PAGE TEXT |
####################

And this is not an, like, everyone who joins the SS is not converting their religion and they're not being made to.
It depends in part on who you are.
If you're some kid coming in from the middle class who's, you know, doesn't have much behind them and who Himmler is like, oh, this guy got in trouble for this or for that, so I can make him my own.
Yeah, he's probably going to really expect to see you buying into this stuff.
If you're the rich and powerful industrialist who joined the SS as a way to bribe Himmler, he doesn't, he's not going to like be a super big cop about whether or not you're going to fucking church still or whether or not you have an SS tree.
You're paying him, right?
He's fine with it, right?
But it wouldn't be wrong to say that Himmler envisioned the SS as an organization that members joining considered an act of religious conversion, that this was his goal for the SS, ultimately.
He just, at no point is it really that, right?
Now, it is treated as a religion by the actual text of SS publications.
That 1939 SS guide that I've been quoting from describes the Death's Head ring citation, which is Himmler creates this award, I think in 39.
It becomes the highest award in the SS.
Only Himmler can give it out.
And the Death's Head, this is a symbol that goes back in German military quite a while.
There had been these units, these elite mounted units that had worn the Death's Head, right?
Okay.
And it's going to be, he's going, there's going to be a branch of the SS, the Totenkopf, the Death's Head Division, which is the guys who run the death camps, right?

####################

(Layout records)
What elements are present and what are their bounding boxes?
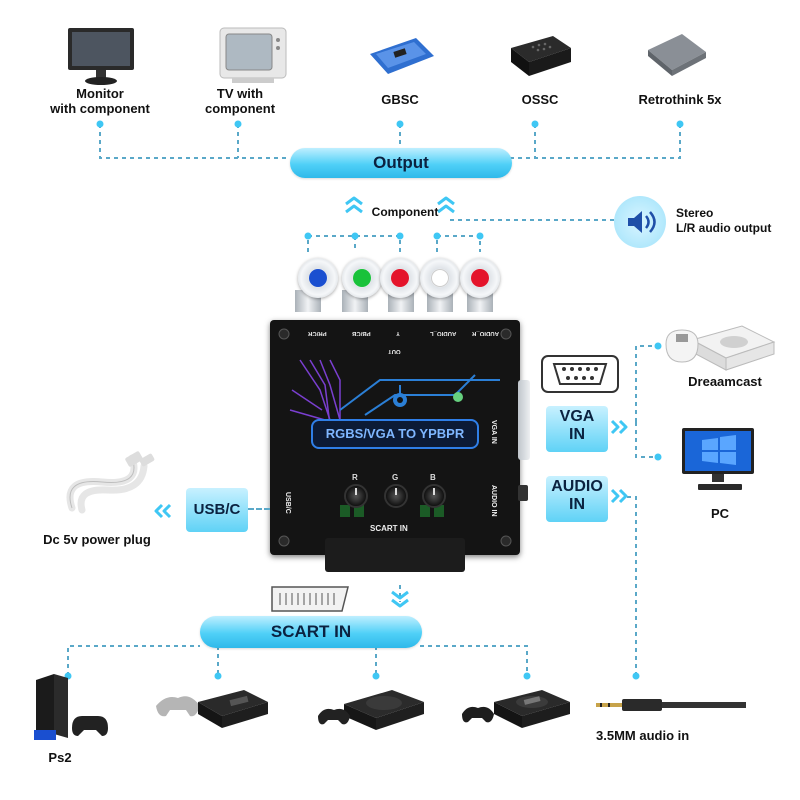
- dreamcast-console-icon: [662, 318, 778, 379]
- tv-label: TV with component: [204, 86, 276, 116]
- pc-icon: [678, 426, 758, 503]
- ps2-console-icon: [28, 670, 108, 747]
- scart-plug-icon: [270, 585, 350, 620]
- rca-audio-r-jack: [460, 258, 500, 298]
- rca-pr-jack: [298, 258, 338, 298]
- ossc-label: OSSC: [521, 92, 559, 107]
- dreamcast-label: Dreaamcast: [688, 374, 762, 389]
- gbsc-label: GBSC: [381, 92, 419, 107]
- power-plug-icon: [52, 448, 162, 525]
- g-knob[interactable]: [384, 484, 408, 508]
- audio-jack-icon: [596, 694, 746, 721]
- r-knob[interactable]: [344, 484, 368, 508]
- audio-in-port: [518, 485, 528, 501]
- output-banner: Output: [290, 148, 512, 178]
- monitor-label: Monitor with component: [50, 86, 150, 116]
- retrothink-label: Retrothink 5x: [638, 92, 722, 107]
- port-label-audio-r: AUDIO_R: [472, 330, 500, 336]
- scart-in-device-label: SCART IN: [370, 524, 408, 533]
- audio-output-label: Stereo L/R audio output: [676, 206, 772, 235]
- scart-port: [325, 538, 465, 572]
- retrothink-box-icon: [644, 28, 714, 83]
- knob-label-b: B: [430, 473, 436, 482]
- rca-audio-l-jack: [420, 258, 460, 298]
- monitor-icon: [66, 26, 138, 91]
- ossc-box-icon: [505, 32, 577, 85]
- scart-in-banner: SCART IN: [200, 616, 422, 648]
- power-plug-label: Dc 5v power plug: [43, 532, 151, 547]
- crt-tv-icon: [218, 26, 290, 89]
- port-label-pr: PR/CR: [308, 330, 327, 336]
- device-title: RGBS/VGA TO YPBPR: [325, 426, 465, 441]
- vga-in-box: VGA IN: [546, 406, 608, 452]
- n64-console-icon: [152, 682, 272, 743]
- vga-in-side-label: VGA IN: [490, 420, 497, 444]
- ps2-label: Ps2: [48, 750, 72, 765]
- audio-in-side-label: AUDIO IN: [490, 485, 497, 517]
- component-label: Component: [371, 205, 439, 219]
- speaker-icon: [614, 196, 666, 248]
- port-label-y: Y: [396, 330, 401, 336]
- vga-plug-icon: [540, 354, 620, 399]
- vga-port: [518, 380, 530, 460]
- usbc-connector-line: [248, 508, 270, 510]
- out-label: OUT: [388, 348, 401, 354]
- saturn-console-icon: [314, 682, 430, 743]
- port-label-audio-l: AUDIO_L: [430, 330, 457, 336]
- usbc-side-label: USB/C: [284, 492, 291, 514]
- b-knob[interactable]: [422, 484, 446, 508]
- converter-device: RGBS/VGA TO YPBPR PR/CR PB/CB Y AUDIO_L …: [270, 320, 520, 555]
- gbsc-board-icon: [366, 34, 438, 83]
- audio-in-box: AUDIO IN: [546, 476, 608, 522]
- knob-label-g: G: [392, 473, 399, 482]
- usbc-box: USB/C: [186, 488, 248, 532]
- rca-y-jack: [380, 258, 420, 298]
- pc-label: PC: [710, 506, 730, 521]
- megadrive-console-icon: [458, 682, 574, 743]
- knob-label-r: R: [352, 473, 358, 482]
- audio-jack-label: 3.5MM audio in: [596, 728, 690, 743]
- rca-pb-jack: [342, 258, 382, 298]
- port-label-pb: PB/CB: [352, 330, 371, 336]
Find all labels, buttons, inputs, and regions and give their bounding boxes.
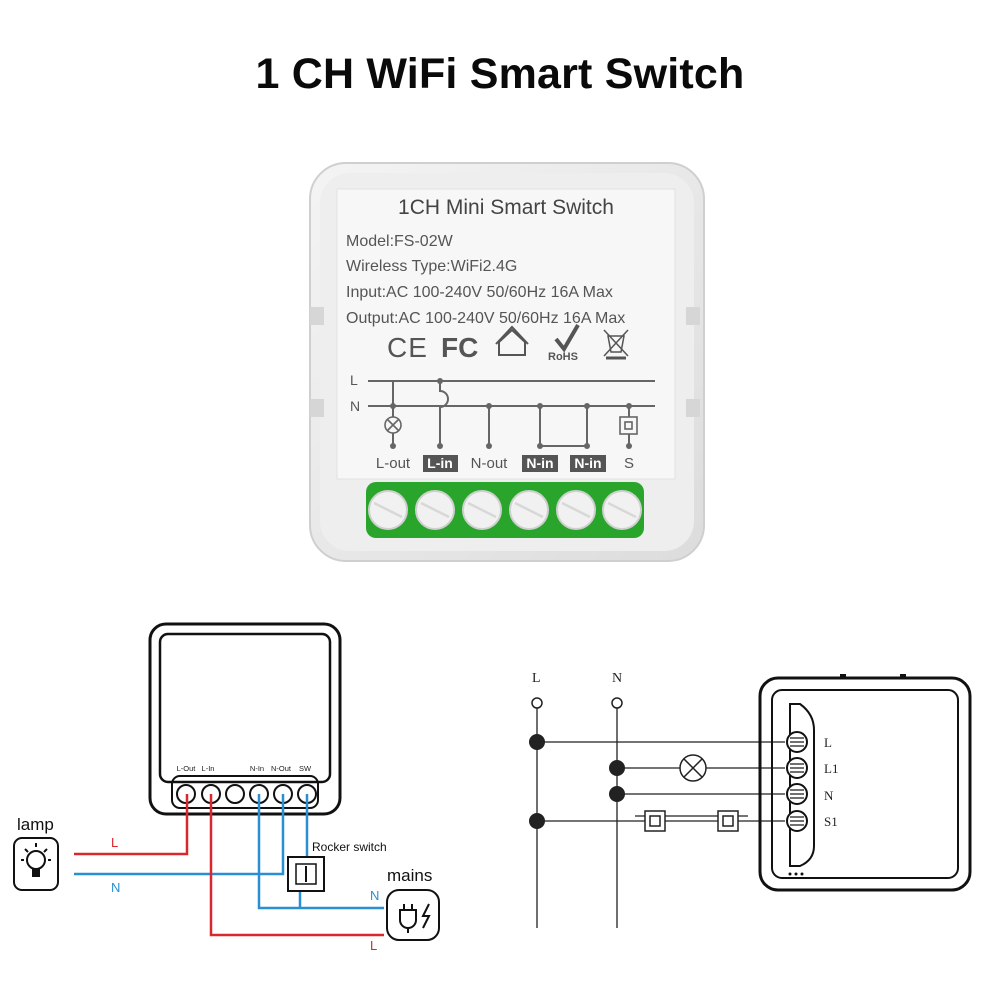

####################

STATED GOAL 1 | In the SS transcript, who was the only person able to give out the Death's Head ring?
STATED GOAL 2 | Reproduce the stretch of the SS transcript from "Only Himmler can" through "death camps, right?".
These records come from a separate source, not from the SS transcript.

OUTPUT 1 | Only Himmler.

OUTPUT 2 |
Only Himmler can give it out.
And the Death's Head, this is a symbol that goes back in German military quite a while.
There had been these units, these elite mounted units that had worn the Death's Head, right?
Okay.
And it's going to be, he's going, there's going to be a branch of the SS, the Totenkopf, the Death's Head Division, which is the guys who run the death camps, right?